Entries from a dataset
______________________________
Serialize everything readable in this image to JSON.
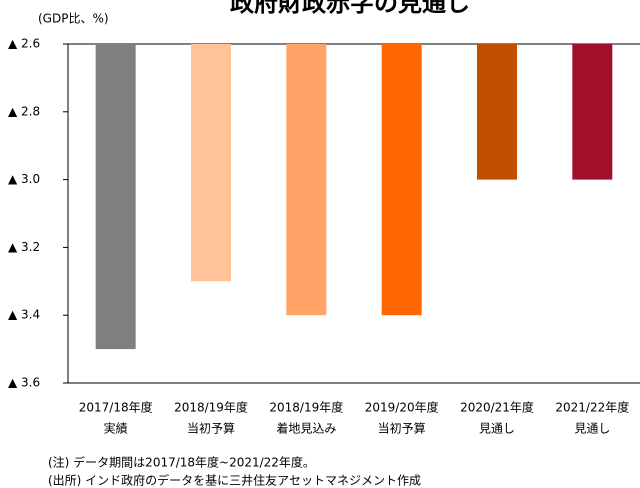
{
  "chart_data": {
    "type": "bar",
    "title": "政府財政赤字の見通し",
    "y_label": "(GDP比、%)",
    "categories": [
      [
        "2017/18年度",
        "実績"
      ],
      [
        "2018/19年度",
        "当初予算"
      ],
      [
        "2018/19年度",
        "着地見込み"
      ],
      [
        "2019/20年度",
        "当初予算"
      ],
      [
        "2020/21年度",
        "見通し"
      ],
      [
        "2021/22年度",
        "見通し"
      ]
    ],
    "values": [
      -3.5,
      -3.3,
      -3.4,
      -3.4,
      -3.0,
      -3.0
    ],
    "colors": [
      "#808080",
      "#ffc299",
      "#ffa366",
      "#ff6600",
      "#c05000",
      "#a0102a"
    ],
    "ylim": [
      -3.6,
      -2.6
    ],
    "yticks": [
      {
        "value": -2.6,
        "label": "▲ 2.6"
      },
      {
        "value": -2.8,
        "label": "▲ 2.8"
      },
      {
        "value": -3.0,
        "label": "▲ 3.0"
      },
      {
        "value": -3.2,
        "label": "▲ 3.2"
      },
      {
        "value": -3.4,
        "label": "▲ 3.4"
      },
      {
        "value": -3.6,
        "label": "▲ 3.6"
      }
    ],
    "grid": false,
    "notes": [
      "(注) データ期間は2017/18年度~2021/22年度。",
      "(出所) インド政府のデータを基に三井住友アセットマネジメント作成"
    ]
  }
}
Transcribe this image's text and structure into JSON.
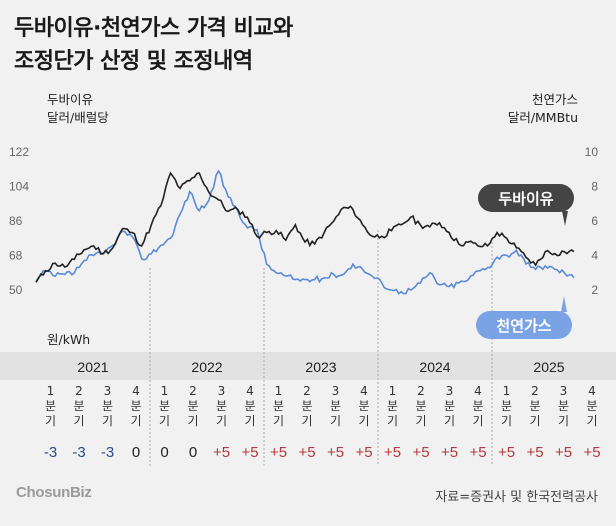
______________________________
PROBLEM STATEMENT:
From the listing above, copy out each line where the word "image" appears.

COMPLETED EXERCISE:
Serialize everything readable in this image to JSON.
Transcribe this image's text and structure into JSON.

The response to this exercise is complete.